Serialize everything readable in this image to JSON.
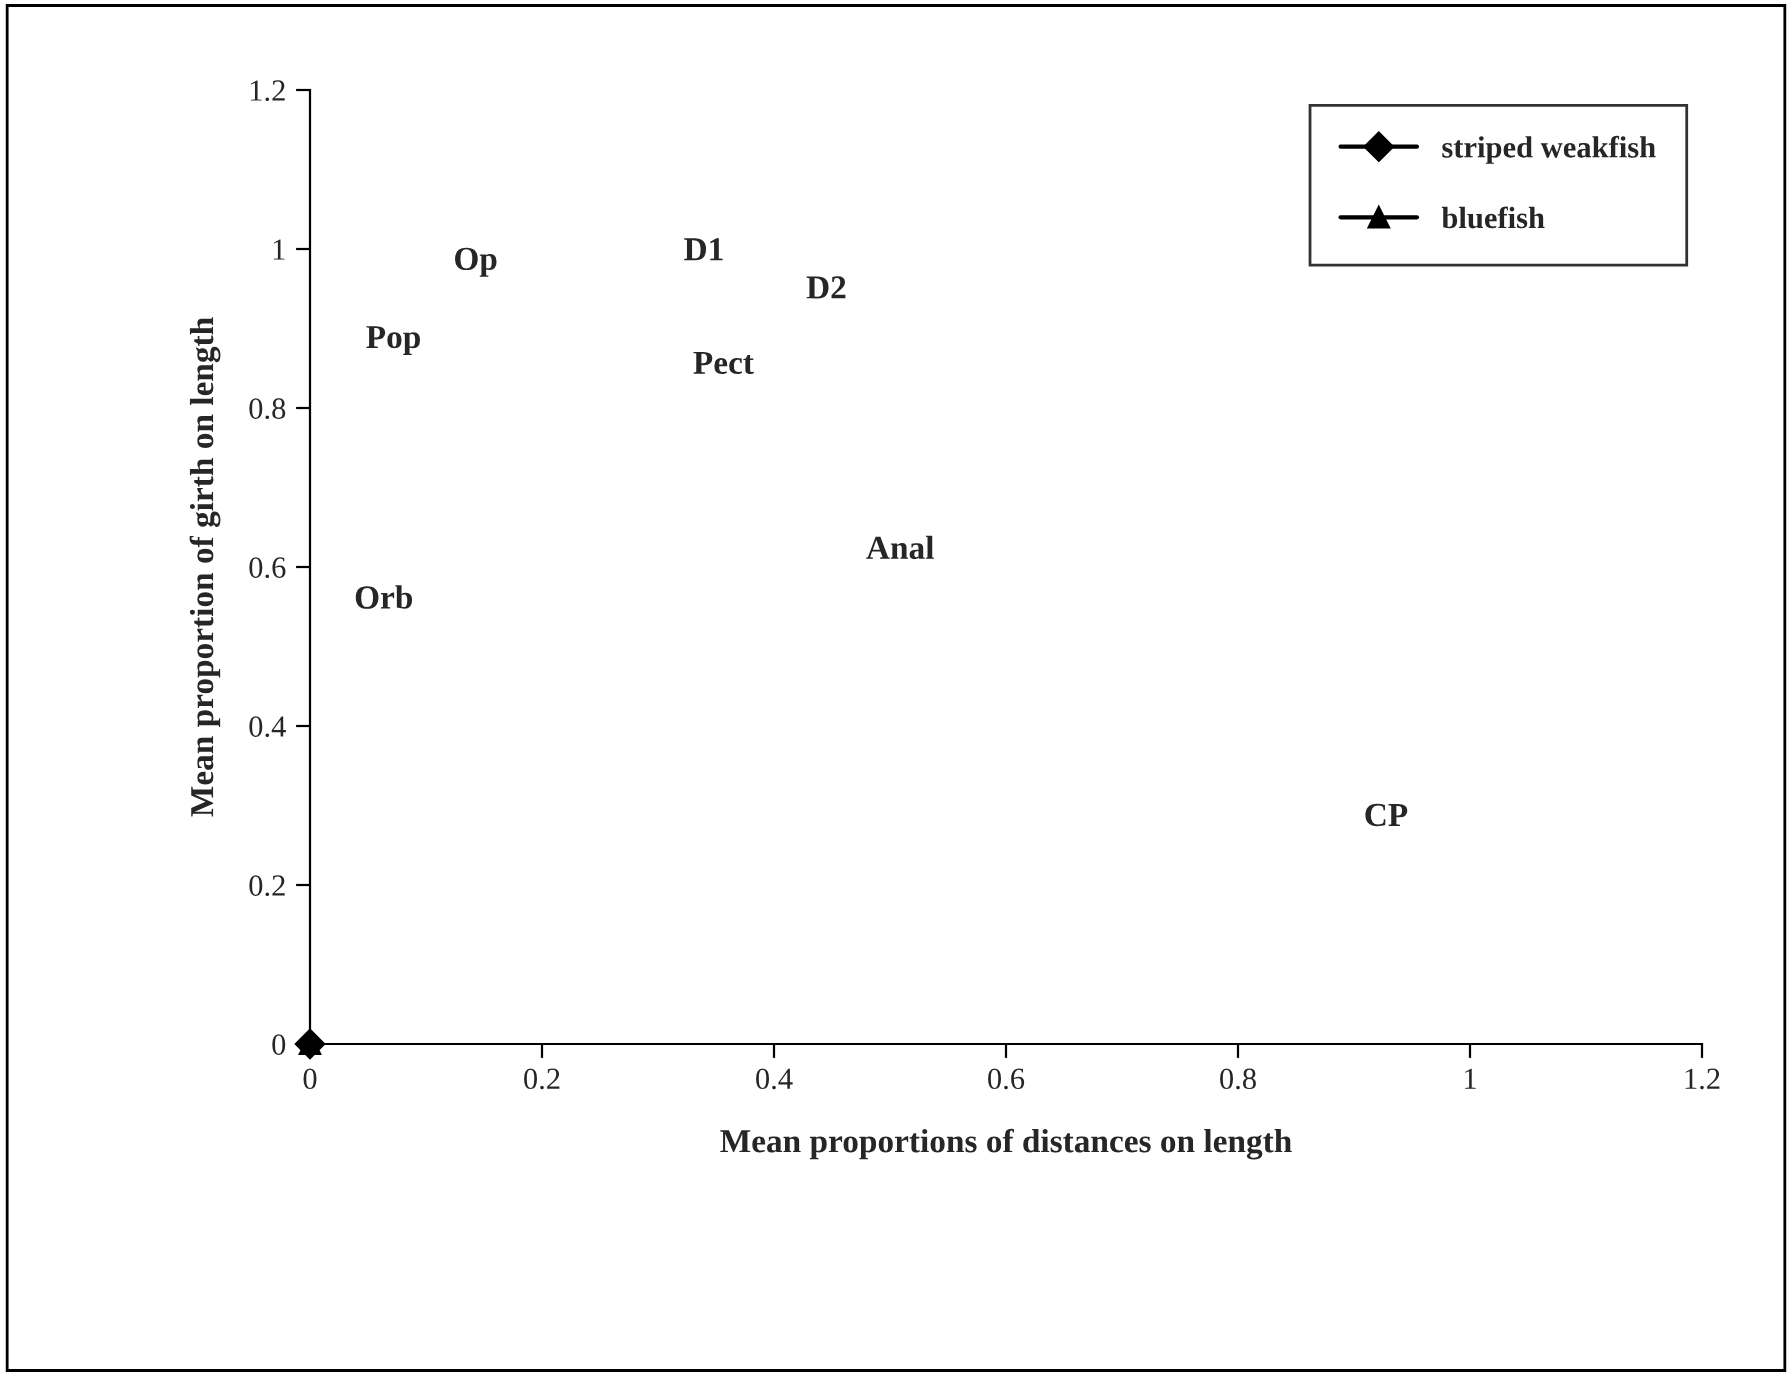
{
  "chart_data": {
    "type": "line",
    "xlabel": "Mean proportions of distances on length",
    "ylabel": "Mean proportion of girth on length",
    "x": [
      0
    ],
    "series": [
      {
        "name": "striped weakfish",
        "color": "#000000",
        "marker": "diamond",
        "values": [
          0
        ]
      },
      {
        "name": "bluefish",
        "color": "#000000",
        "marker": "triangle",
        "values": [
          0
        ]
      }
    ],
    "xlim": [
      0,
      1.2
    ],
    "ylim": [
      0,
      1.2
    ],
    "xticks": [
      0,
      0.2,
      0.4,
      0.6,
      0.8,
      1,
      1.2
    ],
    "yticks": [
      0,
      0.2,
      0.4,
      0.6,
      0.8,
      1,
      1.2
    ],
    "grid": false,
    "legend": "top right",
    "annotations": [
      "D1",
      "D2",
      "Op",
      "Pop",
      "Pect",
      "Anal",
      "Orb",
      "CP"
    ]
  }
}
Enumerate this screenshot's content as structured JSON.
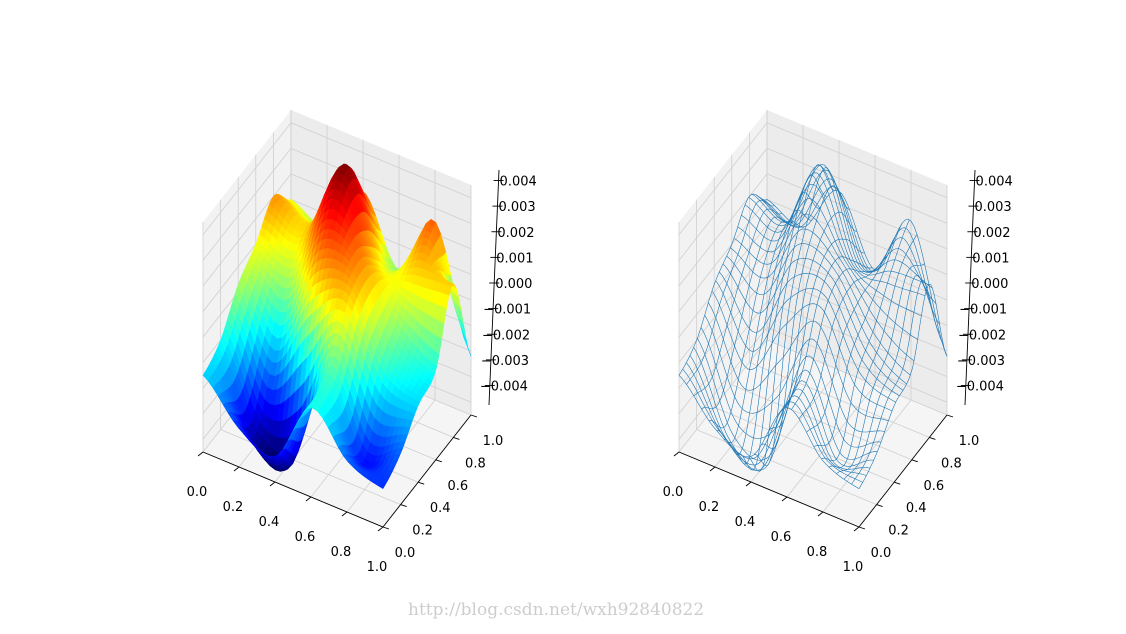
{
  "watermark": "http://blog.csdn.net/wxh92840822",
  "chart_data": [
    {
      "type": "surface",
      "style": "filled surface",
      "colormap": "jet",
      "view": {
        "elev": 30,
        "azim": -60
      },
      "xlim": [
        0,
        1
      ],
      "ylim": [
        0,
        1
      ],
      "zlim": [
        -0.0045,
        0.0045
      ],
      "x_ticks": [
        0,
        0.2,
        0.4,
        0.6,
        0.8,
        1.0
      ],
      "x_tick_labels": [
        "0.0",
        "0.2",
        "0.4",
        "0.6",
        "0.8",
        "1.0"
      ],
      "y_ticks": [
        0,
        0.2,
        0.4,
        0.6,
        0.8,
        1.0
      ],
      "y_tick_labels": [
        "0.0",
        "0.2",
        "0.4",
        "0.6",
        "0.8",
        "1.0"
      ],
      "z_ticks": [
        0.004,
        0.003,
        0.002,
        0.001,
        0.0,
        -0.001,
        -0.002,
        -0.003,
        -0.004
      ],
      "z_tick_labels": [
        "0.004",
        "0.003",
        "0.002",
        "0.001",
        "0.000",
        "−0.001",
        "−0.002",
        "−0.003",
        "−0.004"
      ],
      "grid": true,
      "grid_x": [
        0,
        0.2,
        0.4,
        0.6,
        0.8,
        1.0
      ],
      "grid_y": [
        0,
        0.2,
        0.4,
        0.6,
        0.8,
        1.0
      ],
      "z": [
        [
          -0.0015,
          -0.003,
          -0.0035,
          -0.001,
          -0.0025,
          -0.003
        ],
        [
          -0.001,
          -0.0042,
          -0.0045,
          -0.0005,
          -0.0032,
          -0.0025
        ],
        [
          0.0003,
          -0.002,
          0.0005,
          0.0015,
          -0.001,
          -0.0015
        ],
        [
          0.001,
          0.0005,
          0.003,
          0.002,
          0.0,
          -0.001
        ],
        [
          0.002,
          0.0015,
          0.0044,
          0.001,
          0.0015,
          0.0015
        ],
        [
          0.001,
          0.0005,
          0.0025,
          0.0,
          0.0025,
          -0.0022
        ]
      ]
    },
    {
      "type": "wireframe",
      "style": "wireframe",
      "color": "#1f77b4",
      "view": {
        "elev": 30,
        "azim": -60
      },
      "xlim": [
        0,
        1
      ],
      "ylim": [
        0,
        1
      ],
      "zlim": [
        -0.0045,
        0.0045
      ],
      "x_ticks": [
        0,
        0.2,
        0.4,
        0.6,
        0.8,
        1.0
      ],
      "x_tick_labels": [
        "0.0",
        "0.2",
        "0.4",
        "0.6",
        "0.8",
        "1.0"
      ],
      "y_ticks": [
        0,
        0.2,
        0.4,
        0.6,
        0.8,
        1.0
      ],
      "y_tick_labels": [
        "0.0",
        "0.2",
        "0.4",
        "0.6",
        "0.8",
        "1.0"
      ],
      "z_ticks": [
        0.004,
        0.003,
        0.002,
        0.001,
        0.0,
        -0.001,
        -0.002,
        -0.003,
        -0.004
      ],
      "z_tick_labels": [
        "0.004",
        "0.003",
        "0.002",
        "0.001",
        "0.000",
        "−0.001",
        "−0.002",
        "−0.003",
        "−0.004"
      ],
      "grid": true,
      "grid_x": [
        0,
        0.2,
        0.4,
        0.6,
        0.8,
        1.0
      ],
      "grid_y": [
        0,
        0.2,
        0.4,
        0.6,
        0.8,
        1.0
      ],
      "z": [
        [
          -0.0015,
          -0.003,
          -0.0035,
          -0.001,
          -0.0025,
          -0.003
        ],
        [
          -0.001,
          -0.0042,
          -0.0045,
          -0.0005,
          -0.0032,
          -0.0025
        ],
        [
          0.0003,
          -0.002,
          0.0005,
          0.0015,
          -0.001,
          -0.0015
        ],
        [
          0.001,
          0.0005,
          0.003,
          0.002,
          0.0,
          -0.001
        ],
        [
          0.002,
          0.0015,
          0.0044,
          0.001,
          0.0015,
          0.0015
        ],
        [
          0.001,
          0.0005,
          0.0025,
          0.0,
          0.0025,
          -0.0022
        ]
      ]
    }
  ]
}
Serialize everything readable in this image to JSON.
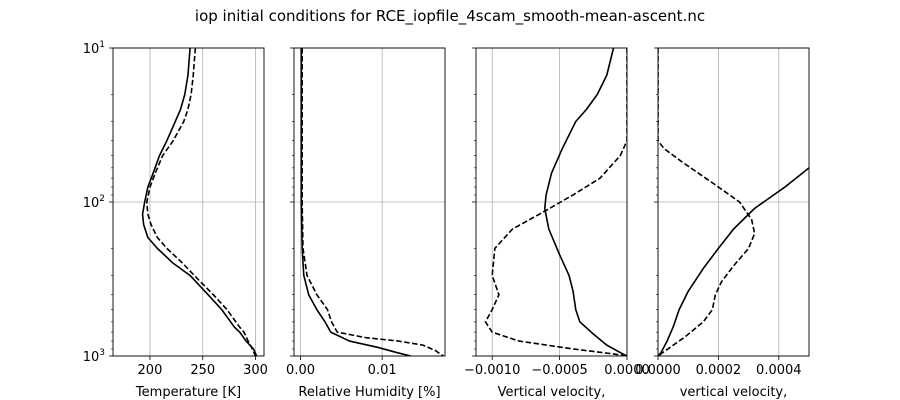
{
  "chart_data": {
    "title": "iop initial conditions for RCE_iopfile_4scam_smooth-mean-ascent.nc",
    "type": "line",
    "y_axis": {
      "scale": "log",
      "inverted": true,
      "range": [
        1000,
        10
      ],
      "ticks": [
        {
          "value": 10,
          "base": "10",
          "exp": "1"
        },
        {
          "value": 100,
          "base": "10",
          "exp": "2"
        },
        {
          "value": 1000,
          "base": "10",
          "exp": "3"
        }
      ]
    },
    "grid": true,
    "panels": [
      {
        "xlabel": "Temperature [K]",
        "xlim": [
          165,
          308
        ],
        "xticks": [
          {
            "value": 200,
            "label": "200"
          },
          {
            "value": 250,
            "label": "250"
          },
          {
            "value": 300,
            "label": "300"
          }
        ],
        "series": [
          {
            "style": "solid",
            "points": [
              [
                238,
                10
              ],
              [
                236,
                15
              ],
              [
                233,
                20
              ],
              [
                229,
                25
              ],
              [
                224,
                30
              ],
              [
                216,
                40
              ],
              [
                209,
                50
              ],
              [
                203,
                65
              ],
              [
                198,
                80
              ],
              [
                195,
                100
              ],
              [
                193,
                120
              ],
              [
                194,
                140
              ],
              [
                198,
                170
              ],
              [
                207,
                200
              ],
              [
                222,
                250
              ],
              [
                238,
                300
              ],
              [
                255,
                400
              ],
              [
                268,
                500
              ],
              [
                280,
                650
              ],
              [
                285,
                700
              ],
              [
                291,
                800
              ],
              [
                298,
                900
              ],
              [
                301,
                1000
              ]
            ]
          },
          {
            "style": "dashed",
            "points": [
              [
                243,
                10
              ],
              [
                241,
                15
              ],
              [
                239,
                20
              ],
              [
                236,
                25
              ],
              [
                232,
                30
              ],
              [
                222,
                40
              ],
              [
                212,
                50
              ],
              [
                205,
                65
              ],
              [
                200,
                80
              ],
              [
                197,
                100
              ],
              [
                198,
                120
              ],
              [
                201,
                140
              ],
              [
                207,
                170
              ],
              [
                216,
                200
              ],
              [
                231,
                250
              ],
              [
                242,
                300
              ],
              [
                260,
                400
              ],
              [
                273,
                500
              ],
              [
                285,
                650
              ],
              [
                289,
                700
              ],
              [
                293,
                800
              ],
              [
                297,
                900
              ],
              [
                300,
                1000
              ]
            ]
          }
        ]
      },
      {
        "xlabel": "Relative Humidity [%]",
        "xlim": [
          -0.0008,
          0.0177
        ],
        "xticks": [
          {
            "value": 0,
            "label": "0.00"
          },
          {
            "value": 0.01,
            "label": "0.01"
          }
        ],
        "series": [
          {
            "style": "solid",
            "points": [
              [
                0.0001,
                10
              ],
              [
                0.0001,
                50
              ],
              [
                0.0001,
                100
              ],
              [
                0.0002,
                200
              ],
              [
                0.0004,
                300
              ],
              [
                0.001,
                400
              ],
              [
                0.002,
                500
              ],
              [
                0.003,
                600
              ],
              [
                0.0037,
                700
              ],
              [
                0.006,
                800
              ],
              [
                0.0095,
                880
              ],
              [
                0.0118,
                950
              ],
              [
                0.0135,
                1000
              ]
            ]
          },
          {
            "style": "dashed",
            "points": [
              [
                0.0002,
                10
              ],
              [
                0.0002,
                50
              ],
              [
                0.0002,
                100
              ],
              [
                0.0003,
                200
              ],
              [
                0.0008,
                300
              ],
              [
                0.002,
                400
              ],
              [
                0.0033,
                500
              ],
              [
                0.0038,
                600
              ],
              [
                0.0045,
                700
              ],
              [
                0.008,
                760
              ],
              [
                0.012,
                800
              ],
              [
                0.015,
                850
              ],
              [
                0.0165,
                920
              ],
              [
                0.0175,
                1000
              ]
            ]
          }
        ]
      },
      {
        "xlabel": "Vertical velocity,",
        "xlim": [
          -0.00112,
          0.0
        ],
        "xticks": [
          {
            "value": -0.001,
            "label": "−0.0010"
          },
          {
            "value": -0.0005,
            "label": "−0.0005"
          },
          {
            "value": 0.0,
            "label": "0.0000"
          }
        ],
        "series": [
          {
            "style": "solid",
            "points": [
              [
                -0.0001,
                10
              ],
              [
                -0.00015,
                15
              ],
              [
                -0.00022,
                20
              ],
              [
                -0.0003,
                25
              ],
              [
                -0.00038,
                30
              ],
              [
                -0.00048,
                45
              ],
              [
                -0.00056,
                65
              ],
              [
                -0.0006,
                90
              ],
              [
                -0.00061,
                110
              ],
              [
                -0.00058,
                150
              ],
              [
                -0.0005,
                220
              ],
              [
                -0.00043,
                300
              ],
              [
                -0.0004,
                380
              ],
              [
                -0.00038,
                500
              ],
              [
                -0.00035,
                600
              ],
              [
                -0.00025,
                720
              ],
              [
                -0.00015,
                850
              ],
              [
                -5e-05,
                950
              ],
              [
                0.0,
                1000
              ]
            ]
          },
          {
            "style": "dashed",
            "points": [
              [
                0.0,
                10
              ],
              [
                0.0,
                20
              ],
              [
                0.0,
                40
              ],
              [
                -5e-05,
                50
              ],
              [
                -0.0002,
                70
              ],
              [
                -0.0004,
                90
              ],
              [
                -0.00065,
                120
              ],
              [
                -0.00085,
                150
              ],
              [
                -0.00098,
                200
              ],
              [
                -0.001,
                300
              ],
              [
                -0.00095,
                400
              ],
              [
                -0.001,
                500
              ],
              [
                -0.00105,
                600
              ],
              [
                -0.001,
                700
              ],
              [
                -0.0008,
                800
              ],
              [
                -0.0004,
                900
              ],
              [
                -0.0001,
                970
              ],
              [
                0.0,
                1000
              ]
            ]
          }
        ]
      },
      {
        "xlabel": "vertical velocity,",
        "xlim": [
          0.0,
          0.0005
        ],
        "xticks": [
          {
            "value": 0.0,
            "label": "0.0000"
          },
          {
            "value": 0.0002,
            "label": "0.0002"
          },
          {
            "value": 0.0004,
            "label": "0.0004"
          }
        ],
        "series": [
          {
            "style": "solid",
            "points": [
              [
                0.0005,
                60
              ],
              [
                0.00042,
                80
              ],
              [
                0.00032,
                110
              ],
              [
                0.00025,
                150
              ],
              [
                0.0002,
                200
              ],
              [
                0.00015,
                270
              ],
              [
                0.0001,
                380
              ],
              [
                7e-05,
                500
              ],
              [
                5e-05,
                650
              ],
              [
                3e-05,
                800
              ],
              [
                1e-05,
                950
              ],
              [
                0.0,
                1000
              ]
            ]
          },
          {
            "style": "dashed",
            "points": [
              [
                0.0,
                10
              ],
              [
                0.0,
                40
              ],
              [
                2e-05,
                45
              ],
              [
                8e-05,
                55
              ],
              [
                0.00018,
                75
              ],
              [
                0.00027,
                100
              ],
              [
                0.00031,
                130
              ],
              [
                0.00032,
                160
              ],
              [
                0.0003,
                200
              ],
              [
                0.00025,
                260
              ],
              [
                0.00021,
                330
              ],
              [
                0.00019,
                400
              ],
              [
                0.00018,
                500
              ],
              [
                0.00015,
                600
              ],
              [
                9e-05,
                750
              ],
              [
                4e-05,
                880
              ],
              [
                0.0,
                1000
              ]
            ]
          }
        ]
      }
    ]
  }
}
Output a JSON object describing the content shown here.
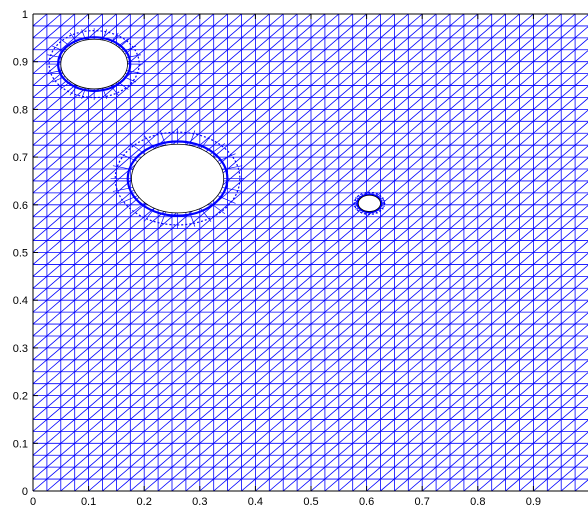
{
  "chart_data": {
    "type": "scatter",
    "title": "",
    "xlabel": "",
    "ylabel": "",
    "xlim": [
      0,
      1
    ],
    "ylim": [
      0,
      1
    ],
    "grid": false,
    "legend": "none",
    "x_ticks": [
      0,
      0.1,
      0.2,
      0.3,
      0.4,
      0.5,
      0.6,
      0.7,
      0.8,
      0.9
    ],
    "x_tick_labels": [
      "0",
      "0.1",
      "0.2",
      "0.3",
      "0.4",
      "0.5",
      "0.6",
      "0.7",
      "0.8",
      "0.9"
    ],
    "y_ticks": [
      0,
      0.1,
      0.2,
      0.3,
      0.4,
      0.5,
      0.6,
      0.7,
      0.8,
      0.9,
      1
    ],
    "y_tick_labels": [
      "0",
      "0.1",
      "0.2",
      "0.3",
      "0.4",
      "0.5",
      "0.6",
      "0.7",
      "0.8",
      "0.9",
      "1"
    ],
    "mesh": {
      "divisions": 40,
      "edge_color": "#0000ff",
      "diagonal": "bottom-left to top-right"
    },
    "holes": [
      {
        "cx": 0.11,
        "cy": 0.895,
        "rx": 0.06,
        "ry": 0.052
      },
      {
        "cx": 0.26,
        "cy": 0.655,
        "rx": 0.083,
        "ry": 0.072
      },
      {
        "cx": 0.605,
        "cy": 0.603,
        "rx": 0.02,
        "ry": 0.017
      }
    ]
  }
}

========================================================================

## Goal
Lines containing the string "JSON" are to be selected and copied.

## Answer to this exercise
Serialize everything readable in this image to JSON.
Enumerate this screenshot's content as structured JSON.
Serialize everything readable in this image to JSON.
Output a JSON object describing the content shown here.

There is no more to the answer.